• [DESCRIPTION OF THE TASK]: Every line with the word "this" in it should be extracted from the data that follows.

[Begin MATERIAL]

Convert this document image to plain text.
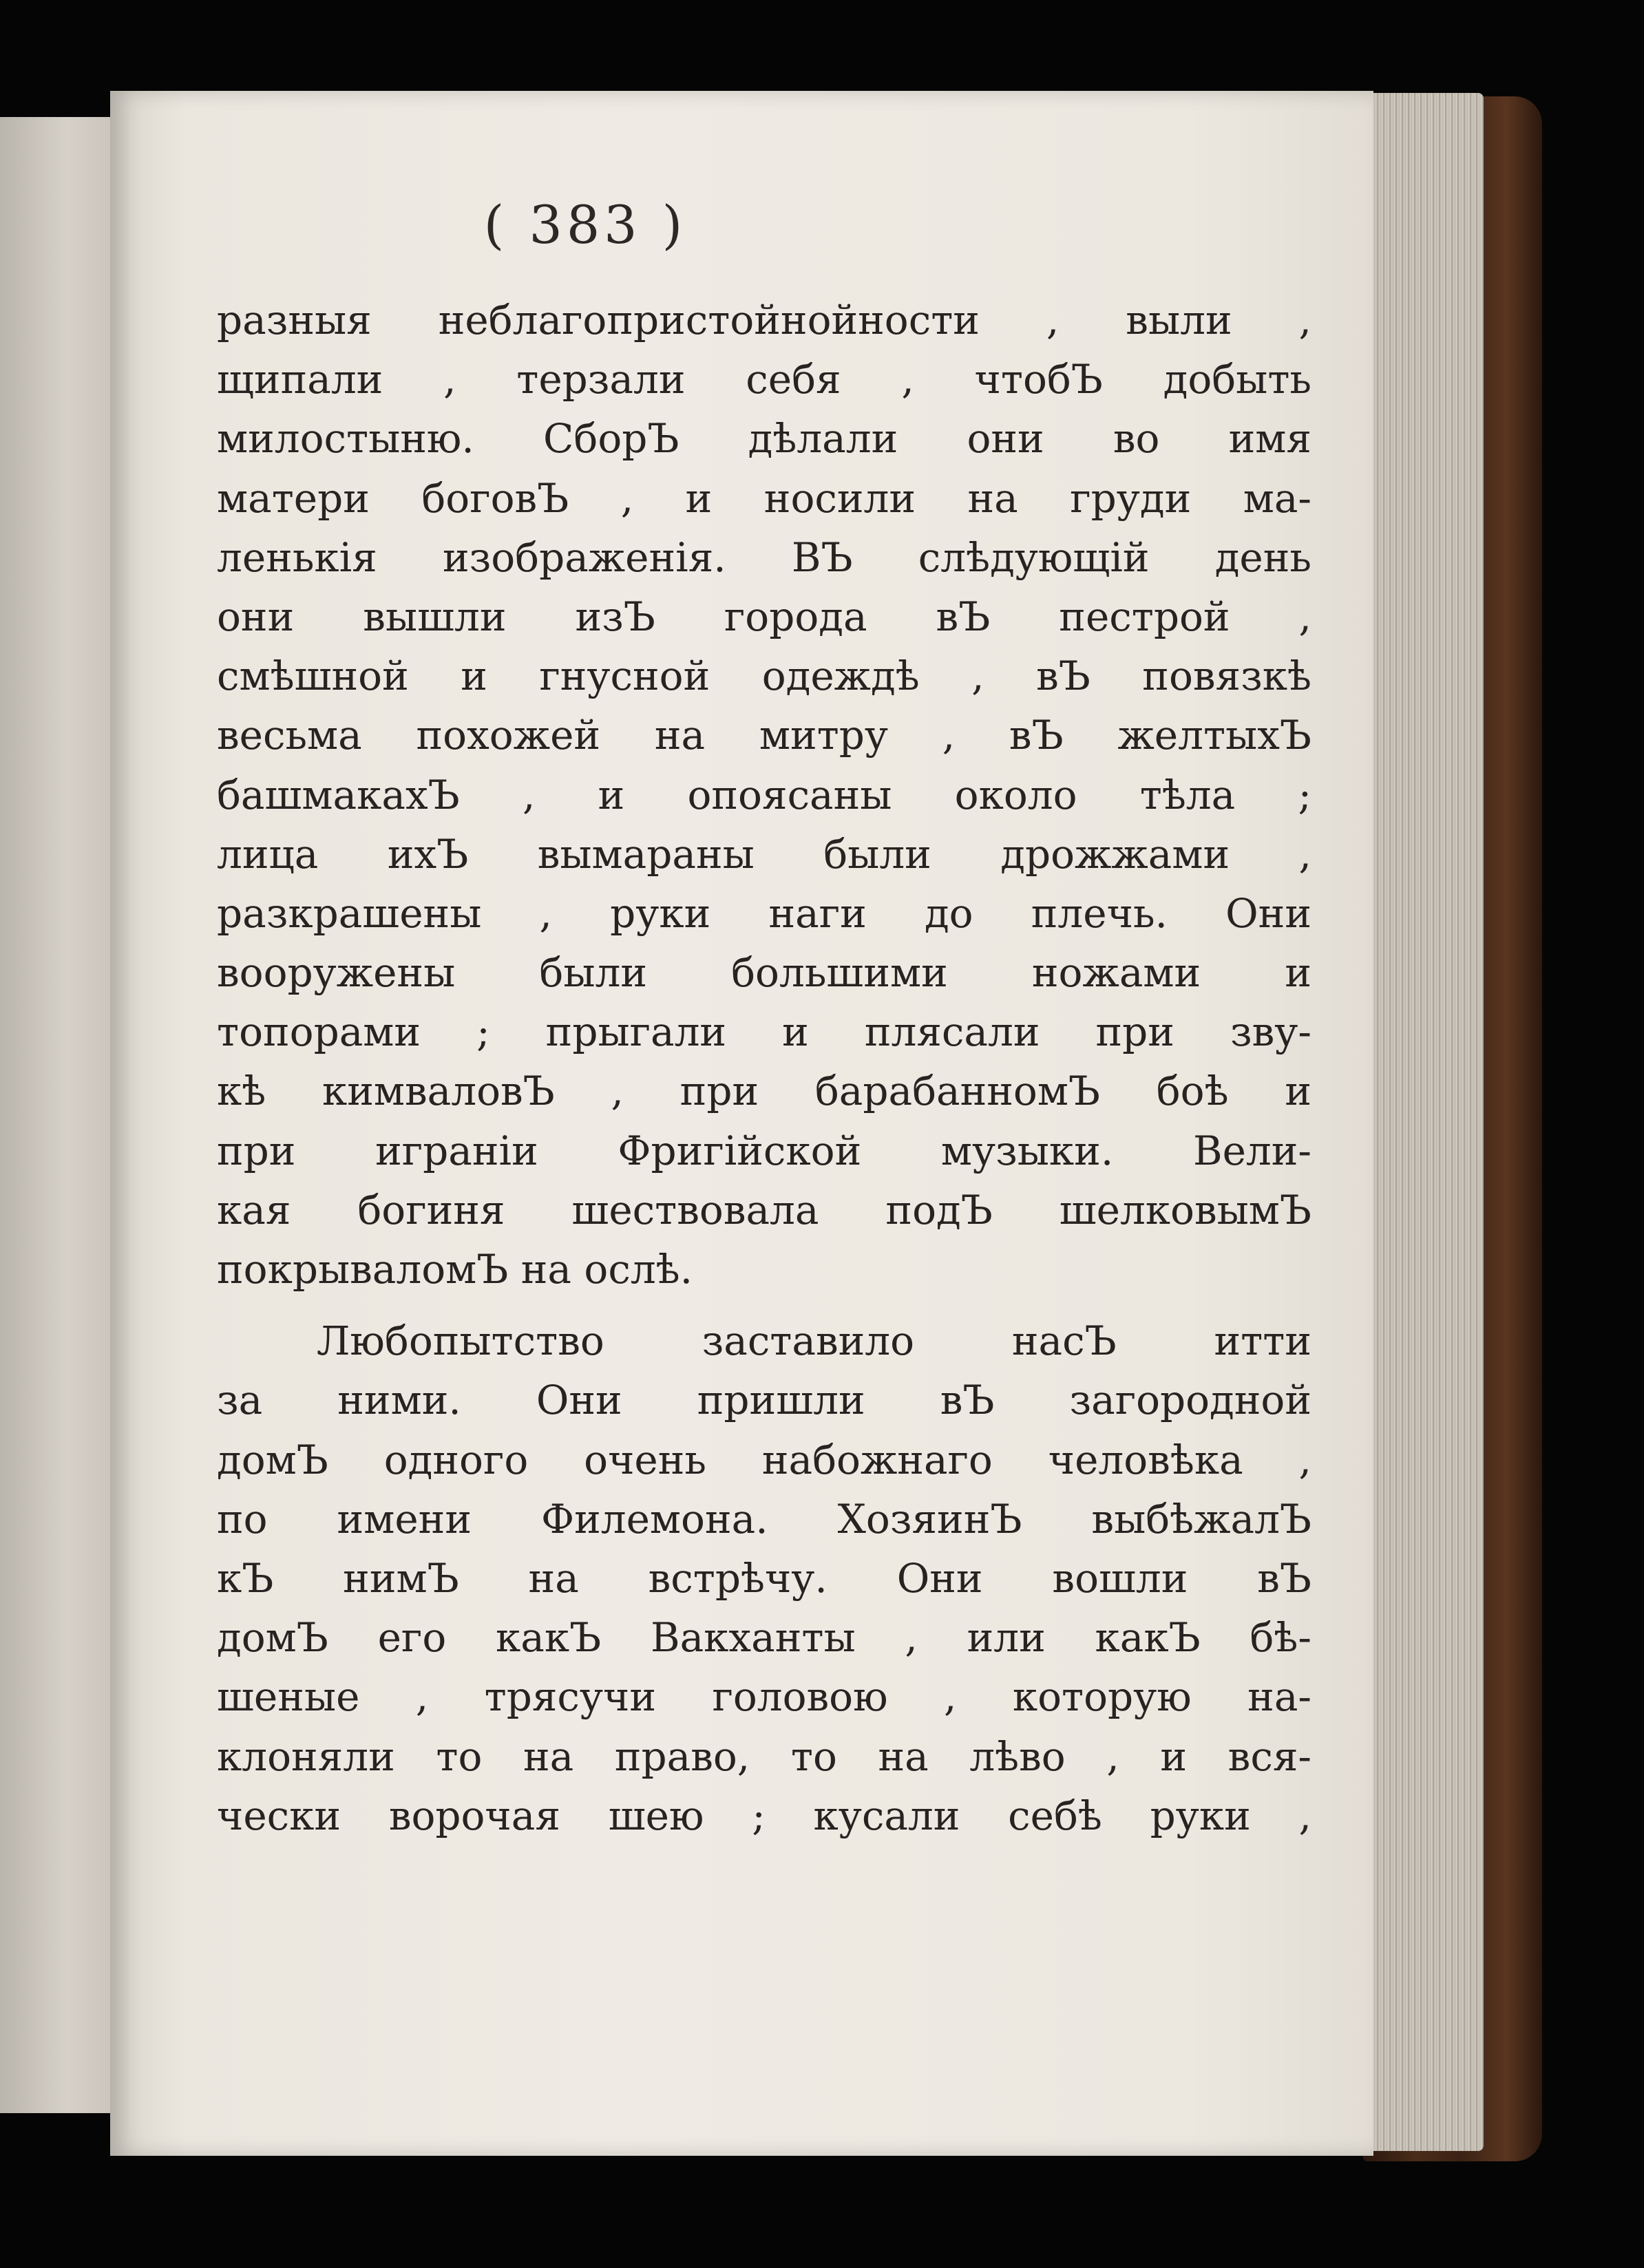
( 383 )
разныя неблагопристойнойности , выли ,
щипали , терзали себя , чтобЪ добыть
милостыню. СборЪ дѣлали они во имя
матери боговЪ , и носили на груди ма-
ленькія изображенія. ВЪ слѣдующій день
они вышли изЪ города вЪ пестрой ,
смѣшной и гнусной одеждѣ , вЪ повязкѣ
весьма похожей на митру , вЪ желтыхЪ
башмакахЪ , и опоясаны около тѣла ;
лица ихЪ вымараны были дрожжами ,
разкрашены , руки наги до плечь. Они
вооружены были большими ножами и
топорами ; прыгали и плясали при зву-
кѣ кимваловЪ , при барабанномЪ боѣ и
при играніи Фригійской музыки. Вели-
кая богиня шествовала подЪ шелковымЪ
покрываломЪ на ослѣ.
Любопытство заставило насЪ итти
за ними. Они пришли вЪ загородной
домЪ одного очень набожнаго человѣка ,
по имени Филемона. ХозяинЪ выбѣжалЪ
кЪ нимЪ на встрѣчу. Они вошли вЪ
домЪ его какЪ Вакханты , или какЪ бѣ-
шеные , трясучи головою , которую на-
клоняли то на право, то на лѣво , и вся-
чески ворочая шею ; кусали себѣ руки ,
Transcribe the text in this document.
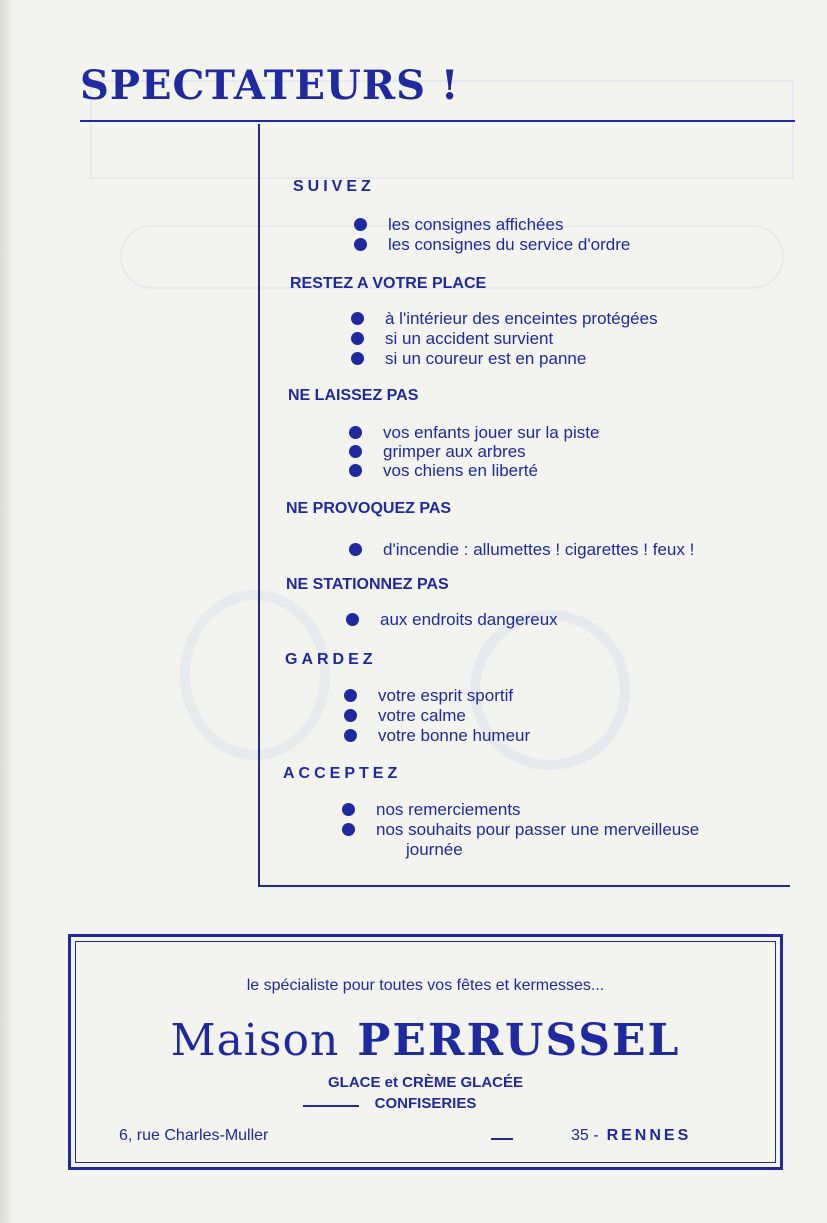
SPECTATEURS !
SUIVEZ
les consignes affichées
les consignes du service d'ordre
RESTEZ A VOTRE PLACE
à l'intérieur des enceintes protégées
si un accident survient
si un coureur est en panne
NE LAISSEZ PAS
vos enfants jouer sur la piste
grimper aux arbres
vos chiens en liberté
NE PROVOQUEZ PAS
d'incendie : allumettes ! cigarettes ! feux !
NE STATIONNEZ PAS
aux endroits dangereux
GARDEZ
votre esprit sportif
votre calme
votre bonne humeur
ACCEPTEZ
nos remerciements
nos souhaits pour passer une merveilleuse
journée
le spécialiste pour toutes vos fêtes et kermesses...
Maison PERRUSSEL
GLACE et CRÈME GLACÉE
CONFISERIES
6, rue Charles-Muller	35 - RENNES
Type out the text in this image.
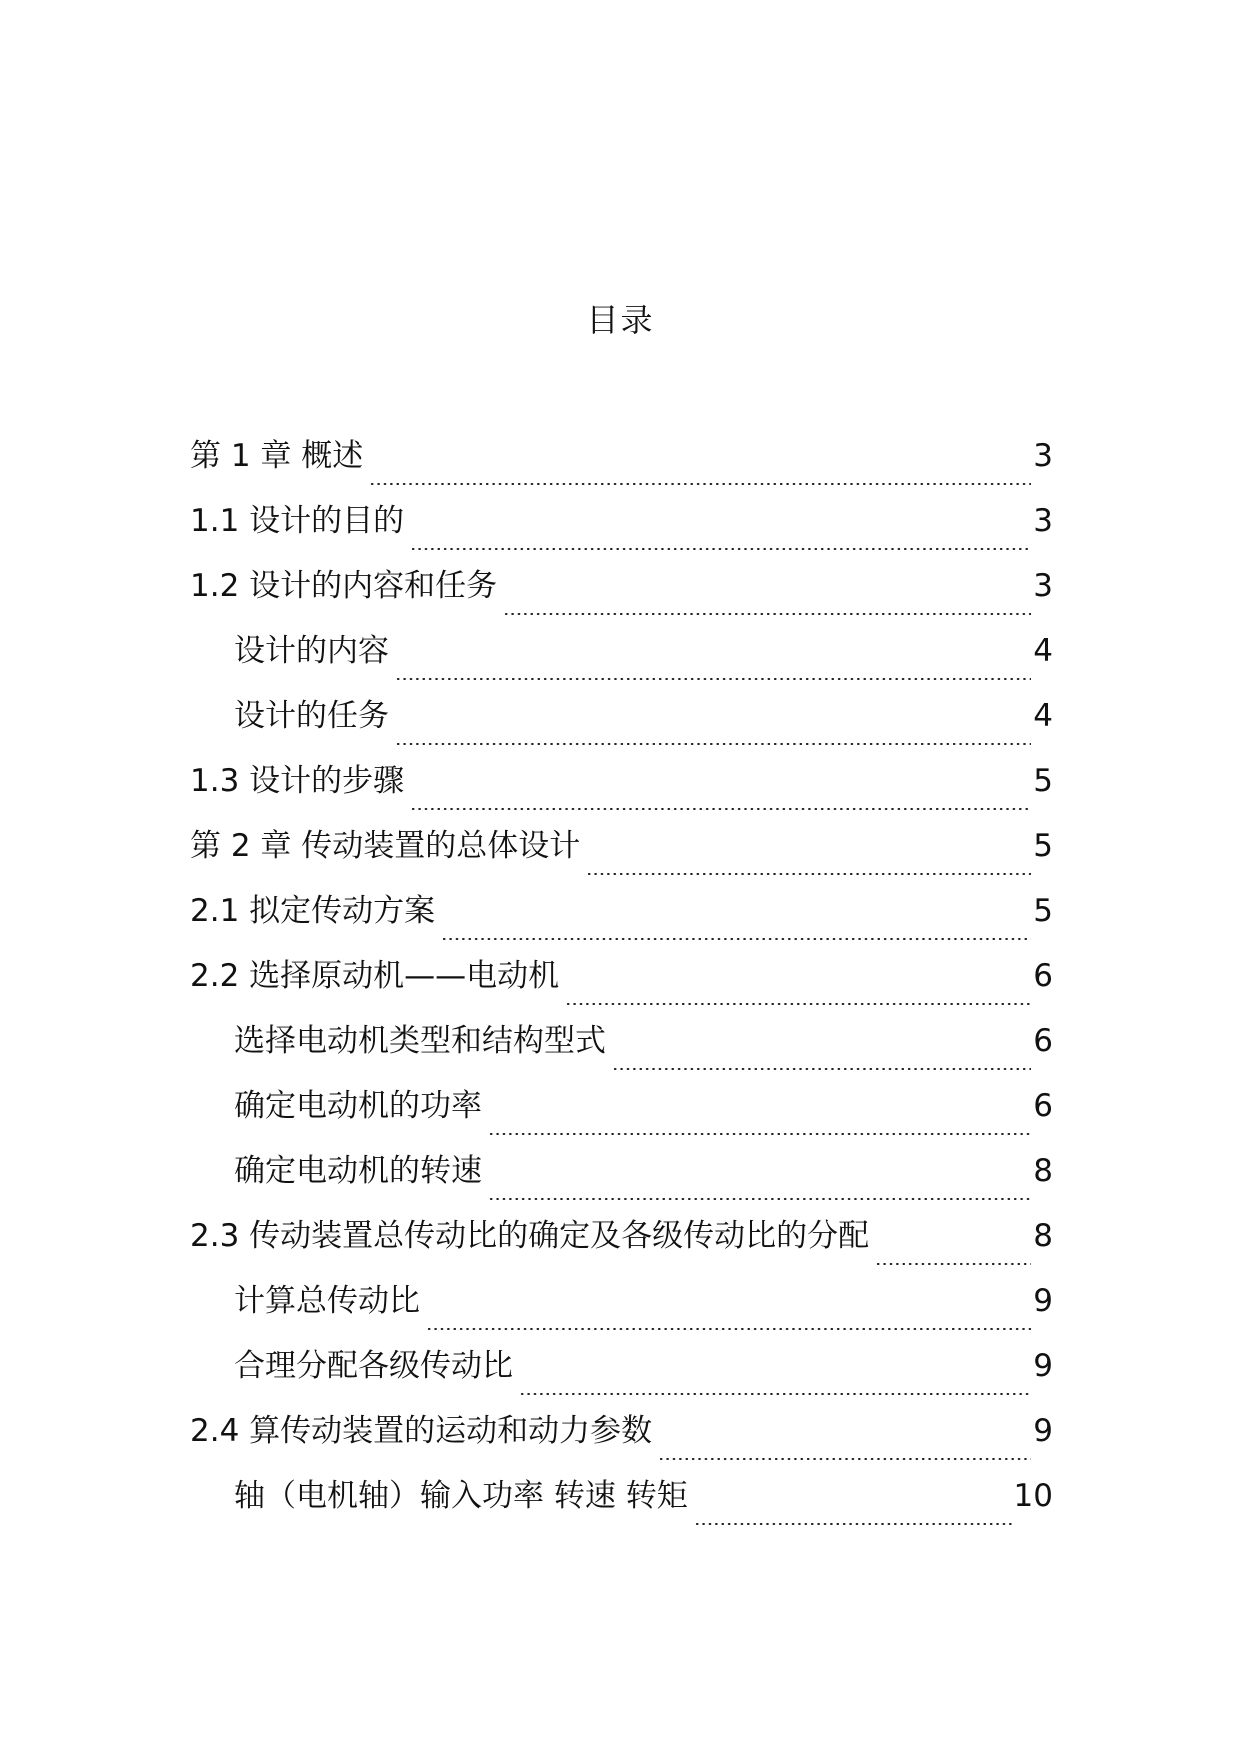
目录
第 1 章 概述	3
1.1 设计的目的	3
1.2 设计的内容和任务	3
设计的内容	4
设计的任务	4
1.3 设计的步骤	5
第 2 章 传动装置的总体设计	5
2.1 拟定传动方案	5
2.2 选择原动机——电动机	6
选择电动机类型和结构型式	6
确定电动机的功率	6
确定电动机的转速	8
2.3 传动装置总传动比的确定及各级传动比的分配	8
计算总传动比	9
合理分配各级传动比	9
2.4 算传动装置的运动和动力参数	9
轴（电机轴）输入功率 转速 转矩	10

[End MATERIAL]

• [WRITTEN ANSWER]:
Convert this document image to plain text.
Transcribe the text in this document.
Type out the text in this image.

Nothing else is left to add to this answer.